### Information shown
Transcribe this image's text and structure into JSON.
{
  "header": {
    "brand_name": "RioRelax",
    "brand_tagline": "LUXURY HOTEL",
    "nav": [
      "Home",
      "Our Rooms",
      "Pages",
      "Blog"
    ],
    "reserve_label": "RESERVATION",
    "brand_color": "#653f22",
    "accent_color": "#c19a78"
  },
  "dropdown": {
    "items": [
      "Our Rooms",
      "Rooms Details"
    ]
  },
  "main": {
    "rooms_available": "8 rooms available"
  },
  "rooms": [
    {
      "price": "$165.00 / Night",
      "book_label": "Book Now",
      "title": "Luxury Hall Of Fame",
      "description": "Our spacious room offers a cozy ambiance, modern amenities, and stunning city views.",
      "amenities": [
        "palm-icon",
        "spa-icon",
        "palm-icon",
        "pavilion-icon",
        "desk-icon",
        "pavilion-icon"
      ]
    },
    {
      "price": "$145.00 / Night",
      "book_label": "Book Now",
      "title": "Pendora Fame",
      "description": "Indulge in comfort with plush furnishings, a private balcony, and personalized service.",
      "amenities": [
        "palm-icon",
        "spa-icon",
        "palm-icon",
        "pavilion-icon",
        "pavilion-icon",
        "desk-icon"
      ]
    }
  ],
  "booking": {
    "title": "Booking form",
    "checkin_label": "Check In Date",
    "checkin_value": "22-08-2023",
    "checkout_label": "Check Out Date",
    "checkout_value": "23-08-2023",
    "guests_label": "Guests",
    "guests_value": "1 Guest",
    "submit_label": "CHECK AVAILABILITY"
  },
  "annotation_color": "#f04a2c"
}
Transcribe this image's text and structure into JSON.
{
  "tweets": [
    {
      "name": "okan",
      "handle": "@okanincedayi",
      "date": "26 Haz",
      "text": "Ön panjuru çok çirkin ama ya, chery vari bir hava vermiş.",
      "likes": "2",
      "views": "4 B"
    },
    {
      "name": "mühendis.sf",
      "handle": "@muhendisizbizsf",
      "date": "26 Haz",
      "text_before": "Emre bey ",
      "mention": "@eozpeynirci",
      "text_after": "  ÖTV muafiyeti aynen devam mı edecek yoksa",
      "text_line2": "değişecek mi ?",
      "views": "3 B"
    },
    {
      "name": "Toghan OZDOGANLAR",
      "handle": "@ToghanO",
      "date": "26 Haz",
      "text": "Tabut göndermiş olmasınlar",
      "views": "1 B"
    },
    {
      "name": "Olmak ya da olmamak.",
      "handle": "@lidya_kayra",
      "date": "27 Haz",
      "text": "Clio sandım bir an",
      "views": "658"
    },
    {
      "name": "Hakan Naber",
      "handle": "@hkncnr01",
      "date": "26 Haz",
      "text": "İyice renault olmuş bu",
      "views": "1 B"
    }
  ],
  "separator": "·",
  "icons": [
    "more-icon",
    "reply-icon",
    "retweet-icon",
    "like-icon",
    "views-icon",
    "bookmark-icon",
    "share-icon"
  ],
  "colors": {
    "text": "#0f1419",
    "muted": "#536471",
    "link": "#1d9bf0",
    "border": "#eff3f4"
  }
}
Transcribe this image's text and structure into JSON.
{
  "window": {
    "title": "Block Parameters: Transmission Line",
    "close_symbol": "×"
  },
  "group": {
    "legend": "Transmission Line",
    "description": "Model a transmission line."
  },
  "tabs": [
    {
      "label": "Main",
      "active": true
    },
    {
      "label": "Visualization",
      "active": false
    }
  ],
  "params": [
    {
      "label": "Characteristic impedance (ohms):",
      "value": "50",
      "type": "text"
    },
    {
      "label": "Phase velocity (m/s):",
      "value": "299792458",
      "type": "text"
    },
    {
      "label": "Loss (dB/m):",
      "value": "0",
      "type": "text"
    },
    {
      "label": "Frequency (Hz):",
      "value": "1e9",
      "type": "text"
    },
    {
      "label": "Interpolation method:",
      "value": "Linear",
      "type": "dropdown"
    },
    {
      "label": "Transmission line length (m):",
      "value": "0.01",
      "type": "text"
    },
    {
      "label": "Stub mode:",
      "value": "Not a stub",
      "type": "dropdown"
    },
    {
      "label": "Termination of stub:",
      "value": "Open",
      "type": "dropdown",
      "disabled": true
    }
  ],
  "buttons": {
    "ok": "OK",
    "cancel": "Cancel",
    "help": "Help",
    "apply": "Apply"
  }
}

### Given instruction
Reproduce the data in its entirety, matching each character.

### Exercise output
Transcribe this image's text and structure into JSON.
{
  "header": {
    "brand_name": "RioRelax",
    "brand_tagline": "LUXURY HOTEL",
    "nav": [
      "Home",
      "Our Rooms",
      "Pages",
      "Blog"
    ],
    "reserve_label": "RESERVATION",
    "brand_color": "#653f22",
    "accent_color": "#c19a78"
  },
  "dropdown": {
    "items": [
      "Our Rooms",
      "Rooms Details"
    ]
  },
  "main": {
    "rooms_available": "8 rooms available"
  },
  "rooms": [
    {
      "price": "$165.00 / Night",
      "book_label": "Book Now",
      "title": "Luxury Hall Of Fame",
      "description": "Our spacious room offers a cozy ambiance, modern amenities, and stunning city views.",
      "amenities": [
        "palm-icon",
        "spa-icon",
        "palm-icon",
        "pavilion-icon",
        "desk-icon",
        "pavilion-icon"
      ]
    },
    {
      "price": "$145.00 / Night",
      "book_label": "Book Now",
      "title": "Pendora Fame",
      "description": "Indulge in comfort with plush furnishings, a private balcony, and personalized service.",
      "amenities": [
        "palm-icon",
        "spa-icon",
        "palm-icon",
        "pavilion-icon",
        "pavilion-icon",
        "desk-icon"
      ]
    }
  ],
  "booking": {
    "title": "Booking form",
    "checkin_label": "Check In Date",
    "checkin_value": "22-08-2023",
    "checkout_label": "Check Out Date",
    "checkout_value": "23-08-2023",
    "guests_label": "Guests",
    "guests_value": "1 Guest",
    "submit_label": "CHECK AVAILABILITY"
  },
  "annotation_color": "#f04a2c"
}
Transcribe this image's text and structure into JSON.
{
  "tweets": [
    {
      "name": "okan",
      "handle": "@okanincedayi",
      "date": "26 Haz",
      "text": "Ön panjuru çok çirkin ama ya, chery vari bir hava vermiş.",
      "likes": "2",
      "views": "4 B"
    },
    {
      "name": "mühendis.sf",
      "handle": "@muhendisizbizsf",
      "date": "26 Haz",
      "text_before": "Emre bey ",
      "mention": "@eozpeynirci",
      "text_after": "  ÖTV muafiyeti aynen devam mı edecek yoksa",
      "text_line2": "değişecek mi ?",
      "views": "3 B"
    },
    {
      "name": "Toghan OZDOGANLAR",
      "handle": "@ToghanO",
      "date": "26 Haz",
      "text": "Tabut göndermiş olmasınlar",
      "views": "1 B"
    },
    {
      "name": "Olmak ya da olmamak.",
      "handle": "@lidya_kayra",
      "date": "27 Haz",
      "text": "Clio sandım bir an",
      "views": "658"
    },
    {
      "name": "Hakan Naber",
      "handle": "@hkncnr01",
      "date": "26 Haz",
      "text": "İyice renault olmuş bu",
      "views": "1 B"
    }
  ],
  "separator": "·",
  "icons": [
    "more-icon",
    "reply-icon",
    "retweet-icon",
    "like-icon",
    "views-icon",
    "bookmark-icon",
    "share-icon"
  ],
  "colors": {
    "text": "#0f1419",
    "muted": "#536471",
    "link": "#1d9bf0",
    "border": "#eff3f4"
  }
}
Transcribe this image's text and structure into JSON.
{
  "window": {
    "title": "Block Parameters: Transmission Line",
    "close_symbol": "×"
  },
  "group": {
    "legend": "Transmission Line",
    "description": "Model a transmission line."
  },
  "tabs": [
    {
      "label": "Main",
      "active": true
    },
    {
      "label": "Visualization",
      "active": false
    }
  ],
  "params": [
    {
      "label": "Characteristic impedance (ohms):",
      "value": "50",
      "type": "text"
    },
    {
      "label": "Phase velocity (m/s):",
      "value": "299792458",
      "type": "text"
    },
    {
      "label": "Loss (dB/m):",
      "value": "0",
      "type": "text"
    },
    {
      "label": "Frequency (Hz):",
      "value": "1e9",
      "type": "text"
    },
    {
      "label": "Interpolation method:",
      "value": "Linear",
      "type": "dropdown"
    },
    {
      "label": "Transmission line length (m):",
      "value": "0.01",
      "type": "text"
    },
    {
      "label": "Stub mode:",
      "value": "Not a stub",
      "type": "dropdown"
    },
    {
      "label": "Termination of stub:",
      "value": "Open",
      "type": "dropdown",
      "disabled": true
    }
  ],
  "buttons": {
    "ok": "OK",
    "cancel": "Cancel",
    "help": "Help",
    "apply": "Apply"
  }
}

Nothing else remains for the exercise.